● **Set exercise**
List the lines of this listing that hold the word "marked".

● **Exercise material**
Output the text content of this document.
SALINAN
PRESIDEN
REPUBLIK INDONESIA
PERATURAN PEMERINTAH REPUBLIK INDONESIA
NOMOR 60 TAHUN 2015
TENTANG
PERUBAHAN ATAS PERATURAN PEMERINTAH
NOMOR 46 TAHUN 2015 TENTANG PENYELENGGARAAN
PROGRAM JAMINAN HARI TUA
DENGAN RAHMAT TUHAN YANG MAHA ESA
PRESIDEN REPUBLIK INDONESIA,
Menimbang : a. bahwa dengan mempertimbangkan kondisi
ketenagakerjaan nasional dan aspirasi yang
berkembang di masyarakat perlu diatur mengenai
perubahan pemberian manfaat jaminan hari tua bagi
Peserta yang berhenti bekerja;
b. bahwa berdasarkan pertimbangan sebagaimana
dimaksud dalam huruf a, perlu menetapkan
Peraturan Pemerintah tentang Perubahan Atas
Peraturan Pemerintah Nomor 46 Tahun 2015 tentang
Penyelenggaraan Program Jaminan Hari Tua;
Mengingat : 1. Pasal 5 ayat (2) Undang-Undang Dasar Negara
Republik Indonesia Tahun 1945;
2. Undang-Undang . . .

---

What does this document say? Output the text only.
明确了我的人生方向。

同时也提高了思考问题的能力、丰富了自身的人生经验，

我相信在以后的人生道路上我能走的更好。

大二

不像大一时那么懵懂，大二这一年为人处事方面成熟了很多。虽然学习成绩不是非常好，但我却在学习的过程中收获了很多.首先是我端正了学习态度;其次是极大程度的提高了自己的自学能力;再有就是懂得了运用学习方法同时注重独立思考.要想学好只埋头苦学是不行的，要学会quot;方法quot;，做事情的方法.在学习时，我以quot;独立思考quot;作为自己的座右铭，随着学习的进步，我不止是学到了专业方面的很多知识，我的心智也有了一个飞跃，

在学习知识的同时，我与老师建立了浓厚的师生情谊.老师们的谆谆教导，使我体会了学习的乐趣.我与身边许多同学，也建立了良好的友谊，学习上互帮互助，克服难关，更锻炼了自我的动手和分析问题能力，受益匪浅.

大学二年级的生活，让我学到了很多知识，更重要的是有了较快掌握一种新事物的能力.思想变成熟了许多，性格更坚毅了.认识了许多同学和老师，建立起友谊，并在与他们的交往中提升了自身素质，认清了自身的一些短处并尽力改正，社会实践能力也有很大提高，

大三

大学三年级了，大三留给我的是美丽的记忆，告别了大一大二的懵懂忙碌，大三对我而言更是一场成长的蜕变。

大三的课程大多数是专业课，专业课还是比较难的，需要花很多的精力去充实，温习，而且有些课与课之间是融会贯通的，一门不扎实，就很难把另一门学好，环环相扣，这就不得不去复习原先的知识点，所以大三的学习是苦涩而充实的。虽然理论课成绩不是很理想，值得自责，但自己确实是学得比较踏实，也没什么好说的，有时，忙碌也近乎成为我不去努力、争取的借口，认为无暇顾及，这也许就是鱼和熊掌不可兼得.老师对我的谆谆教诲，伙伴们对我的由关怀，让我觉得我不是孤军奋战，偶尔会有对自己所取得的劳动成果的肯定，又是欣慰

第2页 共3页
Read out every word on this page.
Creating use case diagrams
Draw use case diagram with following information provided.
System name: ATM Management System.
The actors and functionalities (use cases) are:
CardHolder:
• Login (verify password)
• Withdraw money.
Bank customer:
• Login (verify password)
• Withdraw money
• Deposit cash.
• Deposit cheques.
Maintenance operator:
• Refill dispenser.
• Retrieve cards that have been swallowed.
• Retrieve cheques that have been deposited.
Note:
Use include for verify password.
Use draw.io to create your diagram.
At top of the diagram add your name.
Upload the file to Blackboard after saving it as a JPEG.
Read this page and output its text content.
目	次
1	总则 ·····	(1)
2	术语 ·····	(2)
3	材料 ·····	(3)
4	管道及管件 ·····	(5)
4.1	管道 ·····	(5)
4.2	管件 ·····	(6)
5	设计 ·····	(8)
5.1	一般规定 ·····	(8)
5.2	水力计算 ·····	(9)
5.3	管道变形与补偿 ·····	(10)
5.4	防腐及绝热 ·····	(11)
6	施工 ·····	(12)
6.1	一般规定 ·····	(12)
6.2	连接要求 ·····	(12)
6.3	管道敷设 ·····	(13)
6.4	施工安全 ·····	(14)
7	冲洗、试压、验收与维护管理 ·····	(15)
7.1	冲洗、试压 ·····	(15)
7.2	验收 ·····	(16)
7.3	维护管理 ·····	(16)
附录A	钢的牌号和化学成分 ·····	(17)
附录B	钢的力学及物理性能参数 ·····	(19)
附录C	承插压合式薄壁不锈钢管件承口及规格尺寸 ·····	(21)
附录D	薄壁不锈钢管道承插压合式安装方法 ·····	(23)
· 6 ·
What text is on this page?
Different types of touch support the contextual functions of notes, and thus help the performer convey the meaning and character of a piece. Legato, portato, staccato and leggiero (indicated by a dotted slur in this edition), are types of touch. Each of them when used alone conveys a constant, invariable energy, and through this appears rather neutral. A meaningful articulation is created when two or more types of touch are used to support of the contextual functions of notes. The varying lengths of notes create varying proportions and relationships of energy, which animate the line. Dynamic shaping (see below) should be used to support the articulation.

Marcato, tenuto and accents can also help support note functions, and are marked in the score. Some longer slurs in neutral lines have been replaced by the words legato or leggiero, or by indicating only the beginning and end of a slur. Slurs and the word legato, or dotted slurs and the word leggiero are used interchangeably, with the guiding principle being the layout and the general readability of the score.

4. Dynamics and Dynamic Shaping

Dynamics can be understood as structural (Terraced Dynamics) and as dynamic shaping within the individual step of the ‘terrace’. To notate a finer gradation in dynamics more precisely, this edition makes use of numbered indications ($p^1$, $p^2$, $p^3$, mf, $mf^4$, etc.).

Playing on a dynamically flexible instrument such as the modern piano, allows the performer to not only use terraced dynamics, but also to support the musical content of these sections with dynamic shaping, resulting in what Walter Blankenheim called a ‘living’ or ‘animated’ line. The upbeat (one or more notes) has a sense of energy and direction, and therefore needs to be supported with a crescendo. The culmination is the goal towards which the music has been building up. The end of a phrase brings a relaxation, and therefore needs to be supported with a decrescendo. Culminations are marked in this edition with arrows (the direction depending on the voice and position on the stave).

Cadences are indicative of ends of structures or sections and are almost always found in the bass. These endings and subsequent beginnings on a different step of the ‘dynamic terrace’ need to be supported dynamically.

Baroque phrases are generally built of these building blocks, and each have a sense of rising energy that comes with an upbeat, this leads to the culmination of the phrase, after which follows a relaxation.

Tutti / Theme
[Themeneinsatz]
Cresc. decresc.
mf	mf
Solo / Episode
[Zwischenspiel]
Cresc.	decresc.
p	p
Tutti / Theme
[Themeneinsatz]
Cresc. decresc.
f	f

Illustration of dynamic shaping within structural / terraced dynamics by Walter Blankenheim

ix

● **Output of the task**
Marcato, tenuto and accents can also help support note functions, and are marked in the score. Some longer slurs in neutral lines have been replaced by the words legato or leggiero, or by indicating only the beginning and end of a slur. Slurs and the word legato, or dotted slurs and the word leggiero are used interchangeably, with the guiding principle being the layout and the general readability of the score.
Playing on a dynamically flexible instrument such as the modern piano, allows the performer to not only use terraced dynamics, but also to support the musical content of these sections with dynamic shaping, resulting in what Walter Blankenheim called a ‘living’ or ‘animated’ line. The upbeat (one or more notes) has a sense of energy and direction, and therefore needs to be supported with a crescendo. The culmination is the goal towards which the music has been building up. The end of a phrase brings a relaxation, and therefore needs to be supported with a decrescendo. Culminations are marked in this edition with arrows (the direction depending on the voice and position on the stave).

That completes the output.